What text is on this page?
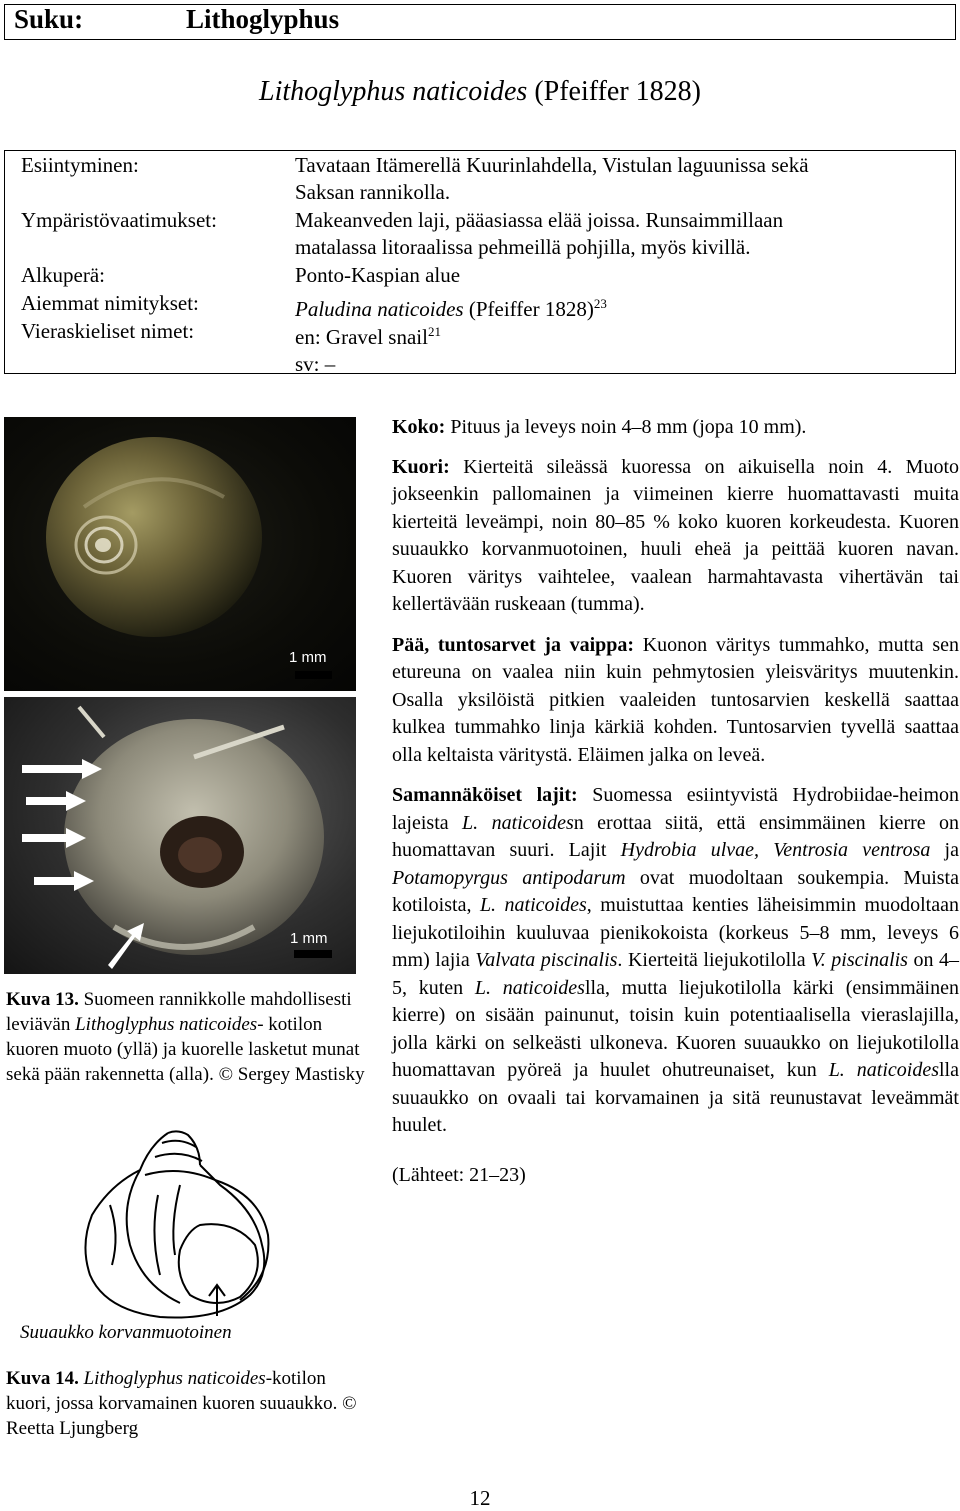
Suku:	Lithoglyphus
Lithoglyphus naticoides (Pfeiffer 1828)
Esiintyminen:	Tavataan Itämerellä Kuurinlahdella, Vistulan laguunissa sekä
Saksan rannikolla.
Ympäristövaatimukset:	Makeanveden laji, pääasiassa elää joissa. Runsaimmillaan
matalassa litoraalissa pehmeillä pohjilla, myös kivillä.
Alkuperä:	Ponto-Kaspian alue
Aiemmat nimitykset:	Paludina naticoides (Pfeiffer 1828)$^{23}$
Vieraskieliset nimet:	en: Gravel snail$^{21}$
sv: –
1 mm
1 mm
Kuva 13. Suomeen rannikkolle mahdollisesti leviävän Lithoglyphus naticoides- kotilon kuoren muoto (yllä) ja kuorelle lasketut munat sekä pään rakennetta (alla). © Sergey Mastisky
Suuaukko korvanmuotoinen
Kuva 14. Lithoglyphus naticoides-kotilon kuori, jossa korvamainen kuoren suuaukko. © Reetta Ljungberg

Koko: Pituus ja leveys noin 4–8 mm (jopa 10 mm).

Kuori: Kierteitä sileässä kuoressa on aikuisella noin 4. Muoto jokseenkin pallomainen ja viimeinen kierre huomattavasti muita kierteitä leveämpi, noin 80–85 % koko kuoren korkeudesta. Kuoren suuaukko korvanmuotoinen, huuli eheä ja peittää kuoren navan. Kuoren väritys vaihtelee, vaalean harmahtavasta vihertävän tai kellertävään ruskeaan (tumma).

Pää, tuntosarvet ja vaippa: Kuonon väritys tummahko, mutta sen etureuna on vaalea niin kuin pehmytosien yleisväritys muutenkin. Osalla yksilöistä pitkien vaaleiden tuntosarvien keskellä saattaa kulkea tummahko linja kärkiä kohden. Tuntosarvien tyvellä saattaa olla keltaista väritystä. Eläimen jalka on leveä.

Samannäköiset lajit: Suomessa esiintyvistä Hydrobiidae-heimon lajeista L. naticoidesn erottaa siitä, että ensimmäinen kierre on huomattavan suuri. Lajit Hydrobia ulvae, Ventrosia ventrosa ja Potamopyrgus antipodarum ovat muodoltaan soukempia. Muista kotiloista, L. naticoides, muistuttaa kenties läheisimmin muodoltaan liejukotiloihin kuuluvaa pienikokoista (korkeus 5–8 mm, leveys 6 mm) lajia Valvata piscinalis. Kierteitä liejukotilolla V. piscinalis on 4–5, kuten L. naticoideslla, mutta liejukotilolla kärki (ensimmäinen kierre) on sisään painunut, toisin kuin potentiaalisella vieraslajilla, jolla kärki on selkeästi ulkoneva. Kuoren suuaukko on liejukotilolla huomattavan pyöreä ja huulet ohutreunaiset, kun L. naticoideslla suuaukko on ovaali tai korvamainen ja sitä reunustavat leveämmät huulet.

(Lähteet: 21–23)

12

## PROBLEM
Find the word "sekä" in the material, then list each line that holds it.

## COMPLETE RESPONSE
Esiintyminen:	Tavataan Itämerellä Kuurinlahdella, Vistulan laguunissa sekä
Kuva 13. Suomeen rannikkolle mahdollisesti leviävän Lithoglyphus naticoides- kotilon kuoren muoto (yllä) ja kuorelle lasketut munat sekä pään rakennetta (alla). © Sergey Mastisky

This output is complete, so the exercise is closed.